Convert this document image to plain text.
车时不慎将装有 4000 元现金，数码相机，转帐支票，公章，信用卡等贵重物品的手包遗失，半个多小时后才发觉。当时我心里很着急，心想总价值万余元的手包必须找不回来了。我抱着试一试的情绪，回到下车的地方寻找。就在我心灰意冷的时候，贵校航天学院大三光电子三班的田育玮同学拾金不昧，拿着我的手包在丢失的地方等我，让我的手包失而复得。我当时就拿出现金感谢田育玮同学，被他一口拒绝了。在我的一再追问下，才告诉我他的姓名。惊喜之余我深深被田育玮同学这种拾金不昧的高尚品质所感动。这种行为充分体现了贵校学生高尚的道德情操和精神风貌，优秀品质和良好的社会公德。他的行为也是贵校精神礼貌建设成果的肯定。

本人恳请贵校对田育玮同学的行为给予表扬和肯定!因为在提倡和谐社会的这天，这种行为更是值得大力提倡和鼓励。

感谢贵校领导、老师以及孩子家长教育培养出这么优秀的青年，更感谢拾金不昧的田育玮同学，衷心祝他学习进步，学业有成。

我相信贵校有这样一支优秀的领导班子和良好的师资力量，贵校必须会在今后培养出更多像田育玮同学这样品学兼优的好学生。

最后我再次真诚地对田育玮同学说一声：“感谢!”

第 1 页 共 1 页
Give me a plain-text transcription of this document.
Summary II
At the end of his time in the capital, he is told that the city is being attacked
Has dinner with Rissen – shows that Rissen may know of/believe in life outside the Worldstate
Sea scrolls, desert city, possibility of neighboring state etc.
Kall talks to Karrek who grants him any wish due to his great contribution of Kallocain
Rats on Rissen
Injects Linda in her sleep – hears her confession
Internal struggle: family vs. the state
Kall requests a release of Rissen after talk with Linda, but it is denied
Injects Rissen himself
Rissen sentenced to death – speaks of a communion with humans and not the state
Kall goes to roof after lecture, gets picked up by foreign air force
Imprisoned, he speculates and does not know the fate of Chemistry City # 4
********
• [WHAT THE TASK ASKS]: Check each line of the records above for "Linda", and copy those that have it.

• [COMPLETED TASK]:
Injects Linda in her sleep – hears her confession
Kall requests a release of Rissen after talk with Linda, but it is denied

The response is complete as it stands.